* Passage
It’s worth noting that, until this time, women sportswriters, typically made up of a grand total of one at any given game, were forced to wait in the hallway outside the locker room while their colleagues talked to players immediately following the game. The women had to request access to a player, then wait for a team PR rep to bring the players out to speak to her, usually quite a long time after the player had spoken to male sports reporters. And after they had already told their story at least once to other reporters. As Betty Cuniberti, the first woman in the Dodgers’ press box said “Half the human race was shut out of this profession for no good reason.” She goes on to point out that, at the time women were trying to gain locker room access, there were no women in the US Senate and no women on the US Supreme Court. Any room with any kind of power at all was usually all men.
Yankees Manager Billy Martin had been allowing Ludtke to enter the locker room through a side entrance and sit on the couch in his office, which Ludtke later described as being like having a bleacher seat to what was going on at the players’ lockers.
As Ludtke describes in the terrific ESPN documentary “Let Them Wear Towels,” which you can find on Youtube, the 1977 Yankees locker room was filled with drama and large personalities, like Billy Martin, George Steinbrenner, and Reggie Jackson. The on-going name-calling and war of words WAS the story in 1977. And all that was taking place in the locker room – making access to the players immediately post-game vital to covering the team.
MLB Commissioner Bowie Kuhn got word that Ludtke had been lobbying teams for access – and even though MLB hadn’t been directly challenged on their locker room policies, it was clear they’d been thinking about how to handle it when they were.
The commissioner’s office reached out preemptively to Ludtke, telling her they didn’t care what the Yankees and Dodgers said, that they controlled the locker rooms, and she would not be allowed in post-world series. Instead, she would wait in another area and players would be brought out to her after they had dressed – putting her at a huge disadvantage in covering the team. When she asked why the Commissioner’s office was making that decision, she was told the Commissioner’s office hadn’t polled the players’ wives about allowing women into the locker room and that the players’ children would be ridiculed at school. Publicly, Commissioner Kuhn said that having women in the locker room was unfair to players, other reporter, and fans.
And, just like that, Melissa Ludkte was shut out from the biggest sporting event of the year.

* Collected data

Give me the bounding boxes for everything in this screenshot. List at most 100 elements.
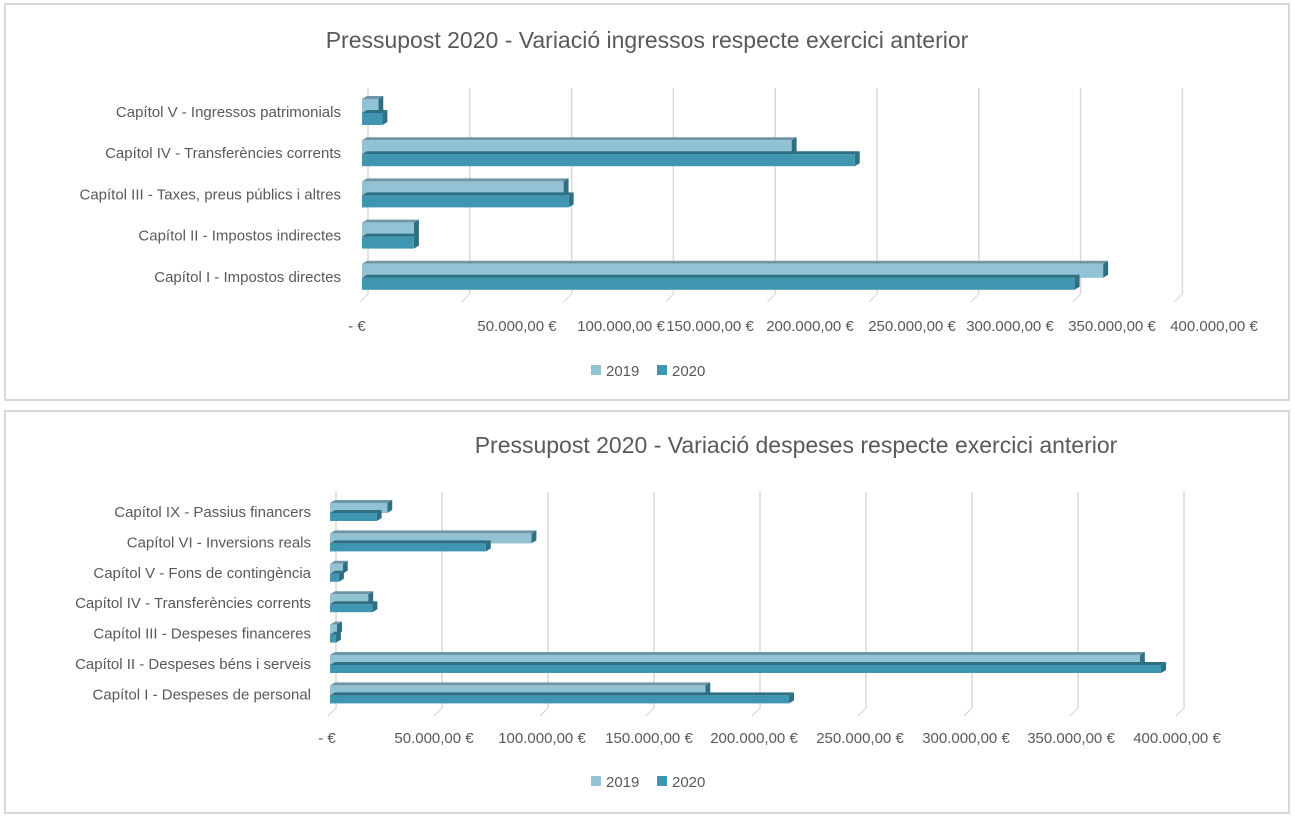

* Required task A
Reproduce the section of the passage on locker room access that begins with the words containing "As Ludtke describes" and ends with "when they were.".
* Required task B
Carry on the passage on locker room access, starting after its final sentence.

* Task output A
As Ludtke describes in the terrific ESPN documentary “Let Them Wear Towels,” which you can find on Youtube, the 1977 Yankees locker room was filled with drama and large personalities, like Billy Martin, George Steinbrenner, and Reggie Jackson. The on-going name-calling and war of words WAS the story in 1977. And all that was taking place in the locker room – making access to the players immediately post-game vital to covering the team.
MLB Commissioner Bowie Kuhn got word that Ludtke had been lobbying teams for access – and even though MLB hadn’t been directly challenged on their locker room policies, it was clear they’d been thinking about how to handle it when they were.

* Task output B
In Game 6 of the World Series, the Yankees’ Reggie Jackson, who had been sparring with coaching and management all season, hit three homeruns on three consecutive pitches. Ludtke stood in the hallway and watched as all her colleagues made their way into the locker room for the post-game reaction. For an hour and 45 minutes, Ludtke waited for Reggie Jackson to be brought to her for an interview. When Jackson finally did emerge from the locker room, he was dressed. He told Ludtke, “Melissa, I’m exhausted, I’m going down town. Sorry.”
Ludtke’s bosses at Sports Illustrated decided they weren’t going to allow Kuhn’s decision to stand. In 1977, they filed a lawsuit in federal court, under the title Melissa Ludtke and Time Inc (the parent company of Sports Illustrated) vs. Bowie Kuhn, Commissioner of MLB et al. There’s great video (27 minutes into the YouTube video) of a 26-year old Melissa Ludtke sitting with Howard Cosell and explaining why she needed access to locker rooms.
The decision came down on September 25, 1978, with the federal district could finding that Kuhn’s decision violated Ludtke’s 14th Amendment Rights of Equal Protection and due process, including her right to pursue her profession. The court held that Ludtke had been treated differently from her colleagues based solely on her gender. That decision applied only to the New York Yankees and Yankee stadium, but it put other MLB teams on notice that their policies had to change. When Peter Ueberroth took over as Commissioner in 1984, he opened up MLB locker rooms to women across the board.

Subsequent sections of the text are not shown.